Instructions to follow
Report every line in the listing below where the string "blue" shows up.

· · · · ·

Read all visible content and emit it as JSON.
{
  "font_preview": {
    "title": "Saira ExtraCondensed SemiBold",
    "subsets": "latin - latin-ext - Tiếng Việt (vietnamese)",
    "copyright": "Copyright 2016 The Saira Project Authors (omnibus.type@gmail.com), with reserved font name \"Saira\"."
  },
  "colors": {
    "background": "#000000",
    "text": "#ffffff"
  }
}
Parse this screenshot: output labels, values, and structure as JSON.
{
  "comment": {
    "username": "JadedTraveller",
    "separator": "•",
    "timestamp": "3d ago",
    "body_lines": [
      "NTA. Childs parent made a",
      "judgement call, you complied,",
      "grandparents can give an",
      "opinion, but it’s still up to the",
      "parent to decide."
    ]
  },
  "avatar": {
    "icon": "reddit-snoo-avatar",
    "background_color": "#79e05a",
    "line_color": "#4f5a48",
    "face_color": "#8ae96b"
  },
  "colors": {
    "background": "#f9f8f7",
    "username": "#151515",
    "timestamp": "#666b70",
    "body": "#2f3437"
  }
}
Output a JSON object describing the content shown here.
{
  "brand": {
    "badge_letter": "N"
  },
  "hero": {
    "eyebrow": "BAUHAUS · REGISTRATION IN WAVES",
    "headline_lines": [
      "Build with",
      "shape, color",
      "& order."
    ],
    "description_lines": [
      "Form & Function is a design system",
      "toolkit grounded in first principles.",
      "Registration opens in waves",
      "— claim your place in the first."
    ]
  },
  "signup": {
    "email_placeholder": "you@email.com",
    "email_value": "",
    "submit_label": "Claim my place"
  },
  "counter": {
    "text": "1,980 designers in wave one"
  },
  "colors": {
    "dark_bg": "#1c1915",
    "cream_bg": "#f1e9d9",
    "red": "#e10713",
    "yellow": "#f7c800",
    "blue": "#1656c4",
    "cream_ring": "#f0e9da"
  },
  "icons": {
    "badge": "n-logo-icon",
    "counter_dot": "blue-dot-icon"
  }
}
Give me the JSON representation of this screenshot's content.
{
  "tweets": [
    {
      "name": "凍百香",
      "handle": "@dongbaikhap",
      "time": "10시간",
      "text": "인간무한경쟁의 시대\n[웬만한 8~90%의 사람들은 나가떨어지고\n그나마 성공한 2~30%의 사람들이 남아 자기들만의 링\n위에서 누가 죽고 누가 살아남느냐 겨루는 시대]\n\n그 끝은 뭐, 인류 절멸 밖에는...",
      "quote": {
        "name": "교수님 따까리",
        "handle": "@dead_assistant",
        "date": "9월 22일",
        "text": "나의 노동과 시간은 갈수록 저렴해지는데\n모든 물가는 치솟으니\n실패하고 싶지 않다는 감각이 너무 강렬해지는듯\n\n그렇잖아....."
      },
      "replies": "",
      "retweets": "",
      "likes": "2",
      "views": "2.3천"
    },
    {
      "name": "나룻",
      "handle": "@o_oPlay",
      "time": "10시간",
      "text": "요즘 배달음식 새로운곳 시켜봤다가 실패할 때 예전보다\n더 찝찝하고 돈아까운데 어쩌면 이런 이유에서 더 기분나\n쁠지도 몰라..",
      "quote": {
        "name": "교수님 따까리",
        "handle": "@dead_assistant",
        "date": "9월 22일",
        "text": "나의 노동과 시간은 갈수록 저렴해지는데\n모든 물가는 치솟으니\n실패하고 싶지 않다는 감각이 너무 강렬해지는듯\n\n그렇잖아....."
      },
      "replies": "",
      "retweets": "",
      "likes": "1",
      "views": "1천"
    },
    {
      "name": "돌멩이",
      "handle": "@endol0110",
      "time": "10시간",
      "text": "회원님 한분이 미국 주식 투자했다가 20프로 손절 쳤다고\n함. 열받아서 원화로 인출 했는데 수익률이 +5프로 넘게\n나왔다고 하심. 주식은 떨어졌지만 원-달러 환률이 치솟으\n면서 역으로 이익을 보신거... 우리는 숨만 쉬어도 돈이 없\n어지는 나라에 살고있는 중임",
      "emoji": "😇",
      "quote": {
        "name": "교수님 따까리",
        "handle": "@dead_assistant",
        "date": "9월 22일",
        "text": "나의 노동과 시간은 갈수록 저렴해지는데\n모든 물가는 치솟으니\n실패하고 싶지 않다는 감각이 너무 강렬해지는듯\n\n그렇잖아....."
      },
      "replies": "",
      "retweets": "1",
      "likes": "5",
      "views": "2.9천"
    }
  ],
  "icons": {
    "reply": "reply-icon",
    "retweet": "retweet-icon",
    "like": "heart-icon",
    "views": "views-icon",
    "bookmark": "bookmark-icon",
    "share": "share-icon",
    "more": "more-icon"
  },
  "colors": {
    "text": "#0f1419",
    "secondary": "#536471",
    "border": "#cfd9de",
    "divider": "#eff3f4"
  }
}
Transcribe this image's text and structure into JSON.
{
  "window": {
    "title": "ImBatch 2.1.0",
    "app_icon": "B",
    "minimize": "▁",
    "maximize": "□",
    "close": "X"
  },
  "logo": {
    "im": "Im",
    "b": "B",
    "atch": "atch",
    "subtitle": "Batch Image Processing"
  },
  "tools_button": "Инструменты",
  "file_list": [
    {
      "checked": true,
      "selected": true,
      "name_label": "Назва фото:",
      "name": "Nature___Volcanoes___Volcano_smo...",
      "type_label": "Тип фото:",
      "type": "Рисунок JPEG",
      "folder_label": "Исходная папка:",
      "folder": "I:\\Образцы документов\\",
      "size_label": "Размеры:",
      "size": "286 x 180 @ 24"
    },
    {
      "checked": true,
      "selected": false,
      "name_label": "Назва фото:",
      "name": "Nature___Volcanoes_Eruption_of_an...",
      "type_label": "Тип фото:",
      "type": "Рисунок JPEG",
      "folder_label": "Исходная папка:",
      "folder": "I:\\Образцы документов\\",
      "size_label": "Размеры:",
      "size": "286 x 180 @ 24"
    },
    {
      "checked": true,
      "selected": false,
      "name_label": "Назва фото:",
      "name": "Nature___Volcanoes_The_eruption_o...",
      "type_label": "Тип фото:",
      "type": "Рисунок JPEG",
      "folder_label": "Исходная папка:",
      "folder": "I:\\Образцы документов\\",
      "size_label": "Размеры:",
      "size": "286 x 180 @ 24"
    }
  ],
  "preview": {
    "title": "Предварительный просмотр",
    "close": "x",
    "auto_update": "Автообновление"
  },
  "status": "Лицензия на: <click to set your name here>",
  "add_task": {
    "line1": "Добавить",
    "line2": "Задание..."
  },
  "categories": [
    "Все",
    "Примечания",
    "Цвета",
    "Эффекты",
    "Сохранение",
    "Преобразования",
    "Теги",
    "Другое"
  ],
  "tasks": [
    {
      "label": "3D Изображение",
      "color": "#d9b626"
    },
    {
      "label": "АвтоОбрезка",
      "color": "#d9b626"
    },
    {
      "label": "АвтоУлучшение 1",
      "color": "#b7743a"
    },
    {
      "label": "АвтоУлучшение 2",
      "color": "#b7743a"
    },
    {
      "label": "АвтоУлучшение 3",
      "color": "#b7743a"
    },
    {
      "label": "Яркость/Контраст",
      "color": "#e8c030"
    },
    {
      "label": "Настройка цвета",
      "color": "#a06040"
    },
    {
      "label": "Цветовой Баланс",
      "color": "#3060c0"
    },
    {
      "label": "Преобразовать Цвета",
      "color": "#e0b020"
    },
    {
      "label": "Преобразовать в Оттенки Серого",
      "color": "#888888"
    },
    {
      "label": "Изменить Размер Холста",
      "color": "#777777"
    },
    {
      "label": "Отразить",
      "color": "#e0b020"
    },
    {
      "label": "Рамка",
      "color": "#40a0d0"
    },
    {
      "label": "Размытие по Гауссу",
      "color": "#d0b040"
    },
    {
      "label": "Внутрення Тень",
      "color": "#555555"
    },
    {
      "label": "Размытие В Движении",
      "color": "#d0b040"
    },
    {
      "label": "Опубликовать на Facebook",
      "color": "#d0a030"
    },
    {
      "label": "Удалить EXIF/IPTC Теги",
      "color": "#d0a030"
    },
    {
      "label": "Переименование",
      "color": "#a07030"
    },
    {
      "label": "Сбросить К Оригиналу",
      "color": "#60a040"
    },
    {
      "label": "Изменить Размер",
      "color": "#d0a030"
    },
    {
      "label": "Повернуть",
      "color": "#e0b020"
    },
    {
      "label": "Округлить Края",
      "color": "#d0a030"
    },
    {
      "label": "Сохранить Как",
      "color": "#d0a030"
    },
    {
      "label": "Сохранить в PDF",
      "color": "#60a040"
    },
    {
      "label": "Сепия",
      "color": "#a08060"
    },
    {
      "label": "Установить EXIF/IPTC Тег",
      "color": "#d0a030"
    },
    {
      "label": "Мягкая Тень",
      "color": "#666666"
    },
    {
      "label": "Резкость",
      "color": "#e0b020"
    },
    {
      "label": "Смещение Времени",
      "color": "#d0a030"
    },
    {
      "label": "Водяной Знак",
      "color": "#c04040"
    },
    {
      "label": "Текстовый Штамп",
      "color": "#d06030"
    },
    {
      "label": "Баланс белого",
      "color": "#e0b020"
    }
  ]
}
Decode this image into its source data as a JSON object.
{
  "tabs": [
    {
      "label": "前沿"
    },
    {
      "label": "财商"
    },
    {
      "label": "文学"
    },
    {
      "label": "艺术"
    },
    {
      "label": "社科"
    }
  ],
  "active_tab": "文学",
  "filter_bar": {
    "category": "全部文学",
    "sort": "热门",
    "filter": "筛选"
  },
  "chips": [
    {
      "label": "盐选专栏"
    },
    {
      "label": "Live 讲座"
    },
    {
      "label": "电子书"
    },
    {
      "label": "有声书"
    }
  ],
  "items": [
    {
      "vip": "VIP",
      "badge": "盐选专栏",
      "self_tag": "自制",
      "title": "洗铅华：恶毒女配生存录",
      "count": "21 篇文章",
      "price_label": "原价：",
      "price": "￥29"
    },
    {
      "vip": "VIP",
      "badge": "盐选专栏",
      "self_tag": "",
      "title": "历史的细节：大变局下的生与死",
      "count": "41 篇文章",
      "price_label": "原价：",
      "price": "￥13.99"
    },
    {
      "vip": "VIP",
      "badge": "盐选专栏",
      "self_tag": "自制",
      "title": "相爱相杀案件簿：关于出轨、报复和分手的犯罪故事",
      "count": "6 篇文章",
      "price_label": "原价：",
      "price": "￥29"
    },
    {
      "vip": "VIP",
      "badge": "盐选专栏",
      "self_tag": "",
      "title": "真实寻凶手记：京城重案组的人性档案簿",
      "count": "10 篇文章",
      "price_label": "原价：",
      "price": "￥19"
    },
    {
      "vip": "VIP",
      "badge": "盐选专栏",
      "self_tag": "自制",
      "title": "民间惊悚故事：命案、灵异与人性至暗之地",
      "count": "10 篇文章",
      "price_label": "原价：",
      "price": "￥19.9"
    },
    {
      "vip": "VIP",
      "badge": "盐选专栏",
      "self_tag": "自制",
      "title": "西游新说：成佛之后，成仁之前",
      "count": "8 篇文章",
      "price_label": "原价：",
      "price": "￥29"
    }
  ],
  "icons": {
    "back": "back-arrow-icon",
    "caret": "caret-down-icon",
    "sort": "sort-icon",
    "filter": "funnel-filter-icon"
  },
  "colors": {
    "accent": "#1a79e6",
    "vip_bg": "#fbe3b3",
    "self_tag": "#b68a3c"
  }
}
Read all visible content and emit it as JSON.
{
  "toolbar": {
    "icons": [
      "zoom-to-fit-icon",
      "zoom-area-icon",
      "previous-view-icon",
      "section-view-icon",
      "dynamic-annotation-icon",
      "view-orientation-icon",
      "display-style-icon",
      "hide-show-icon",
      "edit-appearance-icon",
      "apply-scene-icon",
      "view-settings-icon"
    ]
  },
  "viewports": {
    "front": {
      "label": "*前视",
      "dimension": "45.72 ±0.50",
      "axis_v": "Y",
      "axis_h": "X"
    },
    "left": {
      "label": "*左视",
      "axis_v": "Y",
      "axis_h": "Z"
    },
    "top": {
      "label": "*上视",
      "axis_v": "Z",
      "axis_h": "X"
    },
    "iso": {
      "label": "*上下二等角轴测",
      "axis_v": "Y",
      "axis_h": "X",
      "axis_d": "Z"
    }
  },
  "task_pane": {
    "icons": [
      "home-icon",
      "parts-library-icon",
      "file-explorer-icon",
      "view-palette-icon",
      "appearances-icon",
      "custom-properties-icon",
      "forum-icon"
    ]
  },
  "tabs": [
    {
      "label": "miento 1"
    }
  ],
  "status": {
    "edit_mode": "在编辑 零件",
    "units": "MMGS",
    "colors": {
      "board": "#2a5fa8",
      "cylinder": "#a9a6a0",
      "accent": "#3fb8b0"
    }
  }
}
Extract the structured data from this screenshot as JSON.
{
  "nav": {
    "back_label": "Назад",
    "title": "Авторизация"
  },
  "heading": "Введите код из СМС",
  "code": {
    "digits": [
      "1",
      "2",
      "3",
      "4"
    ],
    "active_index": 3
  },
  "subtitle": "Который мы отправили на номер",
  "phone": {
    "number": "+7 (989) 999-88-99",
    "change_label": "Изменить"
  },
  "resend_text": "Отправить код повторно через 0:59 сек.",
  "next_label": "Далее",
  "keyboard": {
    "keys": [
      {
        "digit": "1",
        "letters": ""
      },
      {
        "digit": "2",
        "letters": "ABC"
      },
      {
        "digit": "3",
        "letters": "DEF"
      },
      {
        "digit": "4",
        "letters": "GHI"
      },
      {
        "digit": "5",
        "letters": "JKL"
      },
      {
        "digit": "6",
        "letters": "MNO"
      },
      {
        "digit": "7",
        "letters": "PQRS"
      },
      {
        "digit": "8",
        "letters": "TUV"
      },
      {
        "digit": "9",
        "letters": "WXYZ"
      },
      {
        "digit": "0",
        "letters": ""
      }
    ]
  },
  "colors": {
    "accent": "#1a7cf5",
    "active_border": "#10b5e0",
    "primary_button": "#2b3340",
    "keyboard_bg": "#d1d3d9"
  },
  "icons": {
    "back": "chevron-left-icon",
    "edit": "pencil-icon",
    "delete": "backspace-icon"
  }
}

· · · · ·

Solution to the exercise
    "blue": "#1656c4",
    "counter_dot": "blue-dot-icon"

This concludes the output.